The records below must be copied in full; omit the images.

■ ■ ■ ■ ■ ■ ■

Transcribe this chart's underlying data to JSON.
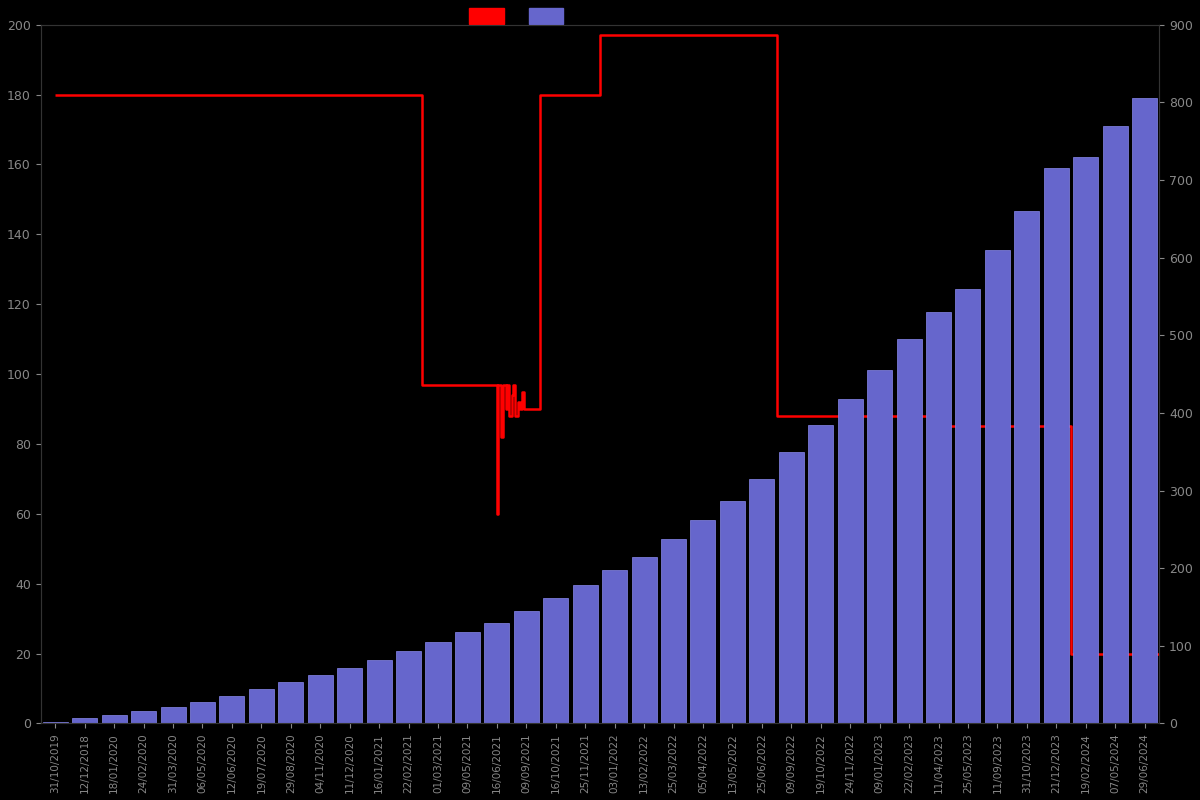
{
  "background_color": "#000000",
  "bar_color": "#6666cc",
  "bar_edge_color": "#8888ee",
  "line_color": "#ff0000",
  "text_color": "#888888",
  "left_ylim": [
    0,
    200
  ],
  "right_ylim": [
    0,
    900
  ],
  "left_yticks": [
    0,
    20,
    40,
    60,
    80,
    100,
    120,
    140,
    160,
    180,
    200
  ],
  "right_yticks": [
    0,
    100,
    200,
    300,
    400,
    500,
    600,
    700,
    800,
    900
  ],
  "dates": [
    "31/10/2019",
    "12/12/2018",
    "18/01/2020",
    "24/02/2020",
    "31/03/2020",
    "06/05/2020",
    "12/06/2020",
    "19/07/2020",
    "29/08/2020",
    "04/11/2020",
    "11/12/2020",
    "16/01/2021",
    "22/02/2021",
    "01/03/2021",
    "09/05/2021",
    "16/06/2021",
    "09/09/2021",
    "16/10/2021",
    "25/11/2021",
    "03/01/2022",
    "13/02/2022",
    "25/03/2022",
    "05/04/2022",
    "13/05/2022",
    "25/06/2022",
    "09/09/2022",
    "19/10/2022",
    "24/11/2022",
    "09/01/2023",
    "22/02/2023",
    "11/04/2023",
    "25/05/2023",
    "11/09/2023",
    "31/10/2023",
    "21/12/2023",
    "19/02/2024",
    "07/05/2024",
    "29/06/2024"
  ],
  "bar_values": [
    2,
    7,
    11,
    16,
    21,
    27,
    35,
    44,
    53,
    63,
    72,
    82,
    93,
    105,
    118,
    130,
    145,
    162,
    178,
    197,
    215,
    238,
    262,
    287,
    315,
    350,
    385,
    418,
    455,
    495,
    530,
    560,
    610,
    660,
    715,
    730,
    770,
    805
  ],
  "price_x": [
    0,
    12.45,
    12.45,
    15.0,
    15.0,
    15.05,
    15.05,
    15.15,
    15.15,
    15.2,
    15.2,
    15.3,
    15.3,
    15.35,
    15.35,
    15.42,
    15.42,
    15.5,
    15.5,
    15.55,
    15.55,
    15.62,
    15.62,
    15.7,
    15.7,
    15.78,
    15.78,
    15.85,
    15.85,
    15.92,
    15.92,
    16.45,
    16.45,
    18.5,
    18.5,
    24.5,
    24.5,
    29.95,
    29.95,
    30.05,
    30.05,
    34.5,
    34.5,
    37.5
  ],
  "price_y": [
    180,
    180,
    97,
    97,
    60,
    60,
    97,
    97,
    82,
    82,
    97,
    97,
    90,
    90,
    97,
    97,
    88,
    88,
    94,
    94,
    97,
    97,
    88,
    88,
    92,
    92,
    90,
    90,
    95,
    95,
    90,
    90,
    180,
    180,
    197,
    197,
    88,
    88,
    35,
    35,
    85,
    85,
    20,
    20
  ]
}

■ ■ ■ ■ ■ ■ ■

### FINAL RESULT
Transcribe this chart's underlying data to JSON.
{
  "background_color": "#000000",
  "bar_color": "#6666cc",
  "bar_edge_color": "#8888ee",
  "line_color": "#ff0000",
  "text_color": "#888888",
  "left_ylim": [
    0,
    200
  ],
  "right_ylim": [
    0,
    900
  ],
  "left_yticks": [
    0,
    20,
    40,
    60,
    80,
    100,
    120,
    140,
    160,
    180,
    200
  ],
  "right_yticks": [
    0,
    100,
    200,
    300,
    400,
    500,
    600,
    700,
    800,
    900
  ],
  "dates": [
    "31/10/2019",
    "12/12/2018",
    "18/01/2020",
    "24/02/2020",
    "31/03/2020",
    "06/05/2020",
    "12/06/2020",
    "19/07/2020",
    "29/08/2020",
    "04/11/2020",
    "11/12/2020",
    "16/01/2021",
    "22/02/2021",
    "01/03/2021",
    "09/05/2021",
    "16/06/2021",
    "09/09/2021",
    "16/10/2021",
    "25/11/2021",
    "03/01/2022",
    "13/02/2022",
    "25/03/2022",
    "05/04/2022",
    "13/05/2022",
    "25/06/2022",
    "09/09/2022",
    "19/10/2022",
    "24/11/2022",
    "09/01/2023",
    "22/02/2023",
    "11/04/2023",
    "25/05/2023",
    "11/09/2023",
    "31/10/2023",
    "21/12/2023",
    "19/02/2024",
    "07/05/2024",
    "29/06/2024"
  ],
  "bar_values": [
    2,
    7,
    11,
    16,
    21,
    27,
    35,
    44,
    53,
    63,
    72,
    82,
    93,
    105,
    118,
    130,
    145,
    162,
    178,
    197,
    215,
    238,
    262,
    287,
    315,
    350,
    385,
    418,
    455,
    495,
    530,
    560,
    610,
    660,
    715,
    730,
    770,
    805
  ],
  "price_x": [
    0,
    12.45,
    12.45,
    15.0,
    15.0,
    15.05,
    15.05,
    15.15,
    15.15,
    15.2,
    15.2,
    15.3,
    15.3,
    15.35,
    15.35,
    15.42,
    15.42,
    15.5,
    15.5,
    15.55,
    15.55,
    15.62,
    15.62,
    15.7,
    15.7,
    15.78,
    15.78,
    15.85,
    15.85,
    15.92,
    15.92,
    16.45,
    16.45,
    18.5,
    18.5,
    24.5,
    24.5,
    29.95,
    29.95,
    30.05,
    30.05,
    34.5,
    34.5,
    37.5
  ],
  "price_y": [
    180,
    180,
    97,
    97,
    60,
    60,
    97,
    97,
    82,
    82,
    97,
    97,
    90,
    90,
    97,
    97,
    88,
    88,
    94,
    94,
    97,
    97,
    88,
    88,
    92,
    92,
    90,
    90,
    95,
    95,
    90,
    90,
    180,
    180,
    197,
    197,
    88,
    88,
    35,
    35,
    85,
    85,
    20,
    20
  ]
}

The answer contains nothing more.